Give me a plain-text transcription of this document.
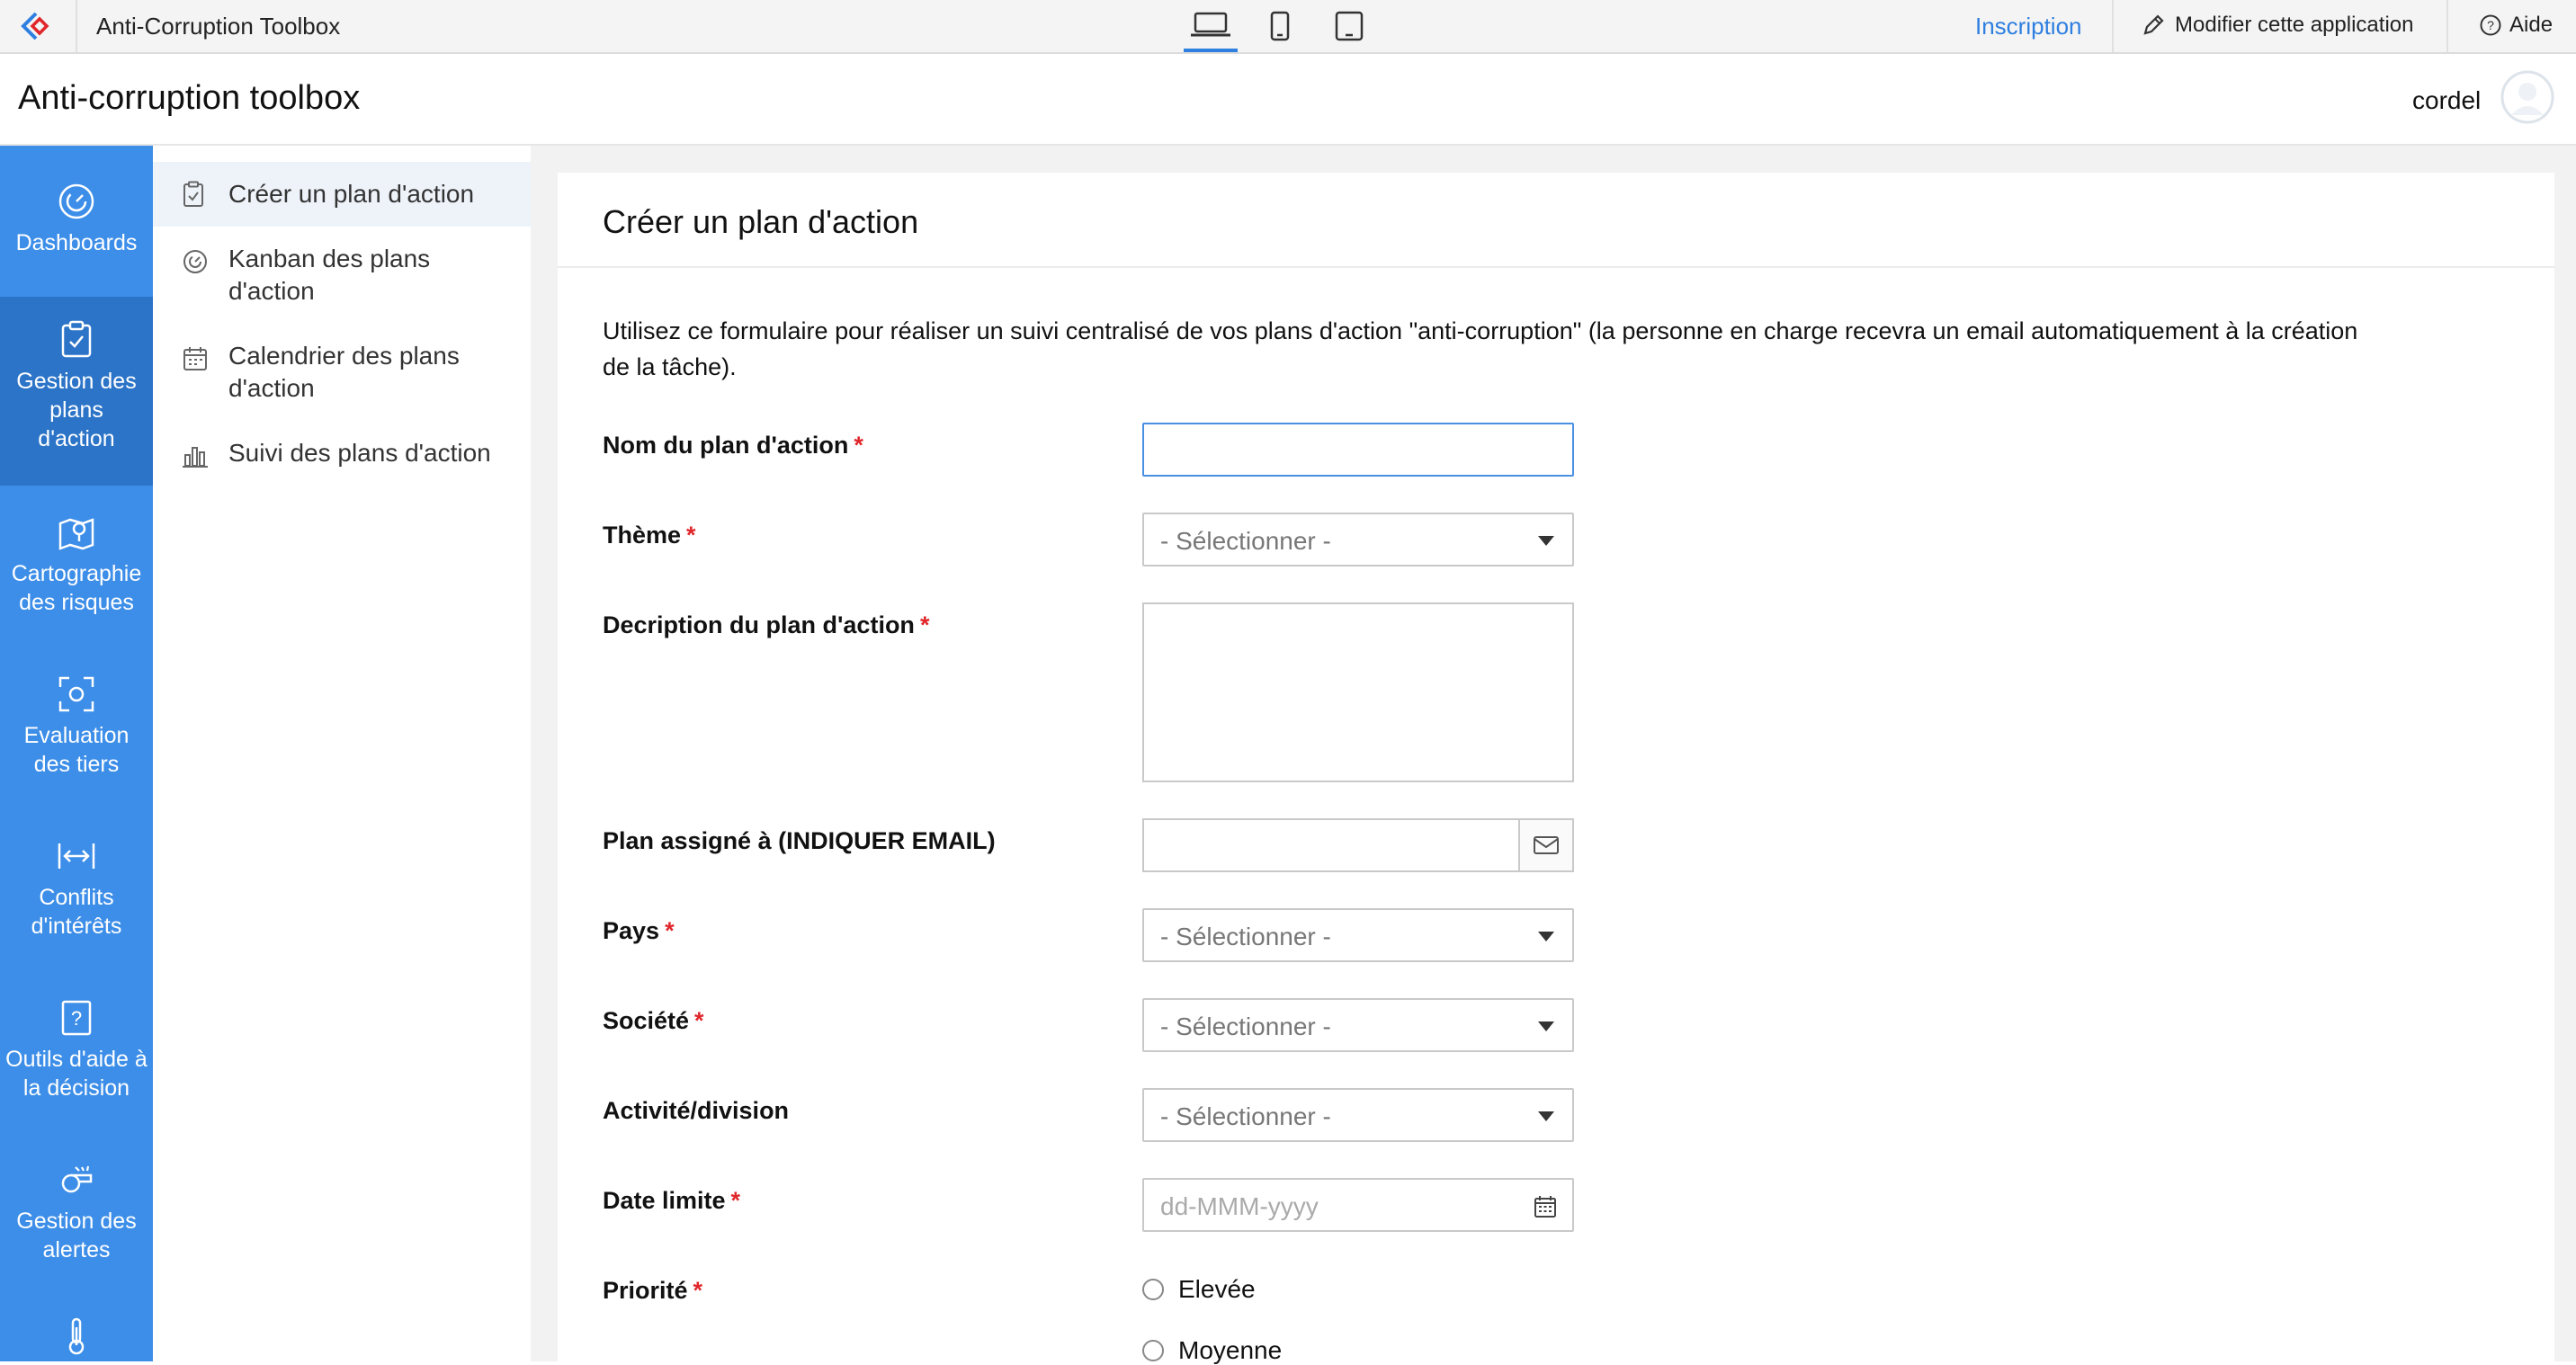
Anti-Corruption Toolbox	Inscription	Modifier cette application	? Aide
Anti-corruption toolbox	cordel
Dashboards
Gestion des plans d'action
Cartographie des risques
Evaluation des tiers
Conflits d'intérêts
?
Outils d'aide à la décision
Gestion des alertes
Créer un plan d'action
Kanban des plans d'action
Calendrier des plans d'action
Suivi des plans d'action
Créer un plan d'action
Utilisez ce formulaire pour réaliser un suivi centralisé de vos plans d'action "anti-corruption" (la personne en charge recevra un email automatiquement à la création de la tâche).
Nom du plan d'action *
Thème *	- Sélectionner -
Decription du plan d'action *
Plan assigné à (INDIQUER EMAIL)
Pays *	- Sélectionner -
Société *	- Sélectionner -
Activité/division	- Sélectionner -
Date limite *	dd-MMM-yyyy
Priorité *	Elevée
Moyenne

→ SET TASK
Of the lines in the material, how many include "Sélectionner"? Respond with the number alone.

→ RESULT BELOW
4